**Exercise details:**
Print out the material that follows word for word.
——————
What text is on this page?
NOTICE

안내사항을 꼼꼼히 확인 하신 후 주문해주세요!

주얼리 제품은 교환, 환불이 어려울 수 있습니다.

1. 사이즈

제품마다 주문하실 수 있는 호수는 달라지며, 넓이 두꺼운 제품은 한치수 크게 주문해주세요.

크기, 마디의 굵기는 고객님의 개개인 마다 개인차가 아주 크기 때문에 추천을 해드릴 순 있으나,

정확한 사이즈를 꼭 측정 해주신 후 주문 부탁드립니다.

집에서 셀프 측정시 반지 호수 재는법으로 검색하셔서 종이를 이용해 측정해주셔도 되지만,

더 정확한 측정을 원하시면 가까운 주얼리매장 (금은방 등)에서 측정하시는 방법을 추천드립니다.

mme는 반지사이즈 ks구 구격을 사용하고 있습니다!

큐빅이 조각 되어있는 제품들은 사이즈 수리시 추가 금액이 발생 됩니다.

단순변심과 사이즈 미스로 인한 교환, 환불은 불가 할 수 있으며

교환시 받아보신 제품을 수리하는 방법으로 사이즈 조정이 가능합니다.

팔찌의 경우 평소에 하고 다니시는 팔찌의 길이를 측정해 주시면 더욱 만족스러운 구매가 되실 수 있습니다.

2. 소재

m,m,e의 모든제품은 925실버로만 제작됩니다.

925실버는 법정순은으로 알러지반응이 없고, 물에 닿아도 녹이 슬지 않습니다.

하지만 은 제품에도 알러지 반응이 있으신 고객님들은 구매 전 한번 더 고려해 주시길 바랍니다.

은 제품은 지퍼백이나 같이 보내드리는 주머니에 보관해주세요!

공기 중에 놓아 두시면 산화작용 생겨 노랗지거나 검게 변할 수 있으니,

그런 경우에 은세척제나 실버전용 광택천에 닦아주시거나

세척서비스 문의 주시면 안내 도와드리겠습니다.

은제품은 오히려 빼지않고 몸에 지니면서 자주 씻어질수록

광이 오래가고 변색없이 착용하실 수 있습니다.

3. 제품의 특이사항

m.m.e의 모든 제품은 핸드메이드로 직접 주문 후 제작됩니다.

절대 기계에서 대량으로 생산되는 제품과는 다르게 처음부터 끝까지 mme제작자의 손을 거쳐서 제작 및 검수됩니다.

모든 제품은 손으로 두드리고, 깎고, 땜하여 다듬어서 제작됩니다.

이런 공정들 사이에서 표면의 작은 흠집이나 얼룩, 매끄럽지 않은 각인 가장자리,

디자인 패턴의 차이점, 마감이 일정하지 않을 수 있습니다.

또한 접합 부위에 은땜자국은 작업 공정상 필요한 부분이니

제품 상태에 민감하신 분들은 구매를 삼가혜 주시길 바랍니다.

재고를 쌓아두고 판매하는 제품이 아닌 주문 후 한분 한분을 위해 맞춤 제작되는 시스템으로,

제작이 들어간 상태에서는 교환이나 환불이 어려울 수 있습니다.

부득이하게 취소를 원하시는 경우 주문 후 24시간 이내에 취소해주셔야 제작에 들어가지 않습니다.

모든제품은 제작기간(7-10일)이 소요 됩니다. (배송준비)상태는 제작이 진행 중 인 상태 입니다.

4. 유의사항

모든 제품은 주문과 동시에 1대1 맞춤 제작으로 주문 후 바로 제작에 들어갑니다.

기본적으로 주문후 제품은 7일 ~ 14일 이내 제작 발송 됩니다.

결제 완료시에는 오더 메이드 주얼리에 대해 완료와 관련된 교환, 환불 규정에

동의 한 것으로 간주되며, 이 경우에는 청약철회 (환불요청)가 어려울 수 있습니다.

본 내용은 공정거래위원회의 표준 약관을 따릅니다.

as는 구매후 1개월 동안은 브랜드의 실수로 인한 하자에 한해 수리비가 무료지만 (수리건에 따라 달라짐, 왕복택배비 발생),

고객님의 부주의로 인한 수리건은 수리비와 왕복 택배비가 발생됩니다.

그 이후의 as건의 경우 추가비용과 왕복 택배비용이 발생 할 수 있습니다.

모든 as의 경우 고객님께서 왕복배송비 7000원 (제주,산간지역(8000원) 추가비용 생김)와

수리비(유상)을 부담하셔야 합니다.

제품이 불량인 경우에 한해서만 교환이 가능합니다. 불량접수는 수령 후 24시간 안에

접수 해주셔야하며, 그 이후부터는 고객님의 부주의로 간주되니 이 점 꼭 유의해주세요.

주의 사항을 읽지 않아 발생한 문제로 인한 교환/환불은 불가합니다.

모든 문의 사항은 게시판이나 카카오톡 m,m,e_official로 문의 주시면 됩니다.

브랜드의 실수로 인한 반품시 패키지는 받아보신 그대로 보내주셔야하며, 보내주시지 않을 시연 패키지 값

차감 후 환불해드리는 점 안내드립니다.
——————
**Finished exercise:**
What text is on this page?
NOTICE

안내사항을 꼼꼼히 확인 하신 후 주문해주세요!

주얼리 제품은 교환, 환불이 어려울 수 있습니다.

1. 사이즈

제품마다 주문하실 수 있는 호수는 달라지며, 넓이 두꺼운 제품은 한치수 크게 주문해주세요.

크기, 마디의 굵기는 고객님의 개개인 마다 개인차가 아주 크기 때문에 추천을 해드릴 순 있으나,

정확한 사이즈를 꼭 측정 해주신 후 주문 부탁드립니다.

집에서 셀프 측정시 반지 호수 재는법으로 검색하셔서 종이를 이용해 측정해주셔도 되지만,

더 정확한 측정을 원하시면 가까운 주얼리매장 (금은방 등)에서 측정하시는 방법을 추천드립니다.

mme는 반지사이즈 ks구 구격을 사용하고 있습니다!

큐빅이 조각 되어있는 제품들은 사이즈 수리시 추가 금액이 발생 됩니다.

단순변심과 사이즈 미스로 인한 교환, 환불은 불가 할 수 있으며

교환시 받아보신 제품을 수리하는 방법으로 사이즈 조정이 가능합니다.

팔찌의 경우 평소에 하고 다니시는 팔찌의 길이를 측정해 주시면 더욱 만족스러운 구매가 되실 수 있습니다.

2. 소재

m,m,e의 모든제품은 925실버로만 제작됩니다.

925실버는 법정순은으로 알러지반응이 없고, 물에 닿아도 녹이 슬지 않습니다.

하지만 은 제품에도 알러지 반응이 있으신 고객님들은 구매 전 한번 더 고려해 주시길 바랍니다.

은 제품은 지퍼백이나 같이 보내드리는 주머니에 보관해주세요!

공기 중에 놓아 두시면 산화작용 생겨 노랗지거나 검게 변할 수 있으니,

그런 경우에 은세척제나 실버전용 광택천에 닦아주시거나

세척서비스 문의 주시면 안내 도와드리겠습니다.

은제품은 오히려 빼지않고 몸에 지니면서 자주 씻어질수록

광이 오래가고 변색없이 착용하실 수 있습니다.

3. 제품의 특이사항

m.m.e의 모든 제품은 핸드메이드로 직접 주문 후 제작됩니다.

절대 기계에서 대량으로 생산되는 제품과는 다르게 처음부터 끝까지 mme제작자의 손을 거쳐서 제작 및 검수됩니다.

모든 제품은 손으로 두드리고, 깎고, 땜하여 다듬어서 제작됩니다.

이런 공정들 사이에서 표면의 작은 흠집이나 얼룩, 매끄럽지 않은 각인 가장자리,

디자인 패턴의 차이점, 마감이 일정하지 않을 수 있습니다.

또한 접합 부위에 은땜자국은 작업 공정상 필요한 부분이니

제품 상태에 민감하신 분들은 구매를 삼가혜 주시길 바랍니다.

재고를 쌓아두고 판매하는 제품이 아닌 주문 후 한분 한분을 위해 맞춤 제작되는 시스템으로,

제작이 들어간 상태에서는 교환이나 환불이 어려울 수 있습니다.

부득이하게 취소를 원하시는 경우 주문 후 24시간 이내에 취소해주셔야 제작에 들어가지 않습니다.

모든제품은 제작기간(7-10일)이 소요 됩니다. (배송준비)상태는 제작이 진행 중 인 상태 입니다.

4. 유의사항

모든 제품은 주문과 동시에 1대1 맞춤 제작으로 주문 후 바로 제작에 들어갑니다.

기본적으로 주문후 제품은 7일 ~ 14일 이내 제작 발송 됩니다.

결제 완료시에는 오더 메이드 주얼리에 대해 완료와 관련된 교환, 환불 규정에

동의 한 것으로 간주되며, 이 경우에는 청약철회 (환불요청)가 어려울 수 있습니다.

본 내용은 공정거래위원회의 표준 약관을 따릅니다.

as는 구매후 1개월 동안은 브랜드의 실수로 인한 하자에 한해 수리비가 무료지만 (수리건에 따라 달라짐, 왕복택배비 발생),

고객님의 부주의로 인한 수리건은 수리비와 왕복 택배비가 발생됩니다.

그 이후의 as건의 경우 추가비용과 왕복 택배비용이 발생 할 수 있습니다.

모든 as의 경우 고객님께서 왕복배송비 7000원 (제주,산간지역(8000원) 추가비용 생김)와

수리비(유상)을 부담하셔야 합니다.

제품이 불량인 경우에 한해서만 교환이 가능합니다. 불량접수는 수령 후 24시간 안에

접수 해주셔야하며, 그 이후부터는 고객님의 부주의로 간주되니 이 점 꼭 유의해주세요.

주의 사항을 읽지 않아 발생한 문제로 인한 교환/환불은 불가합니다.

모든 문의 사항은 게시판이나 카카오톡 m,m,e_official로 문의 주시면 됩니다.

브랜드의 실수로 인한 반품시 패키지는 받아보신 그대로 보내주셔야하며, 보내주시지 않을 시연 패키지 값

차감 후 환불해드리는 점 안내드립니다.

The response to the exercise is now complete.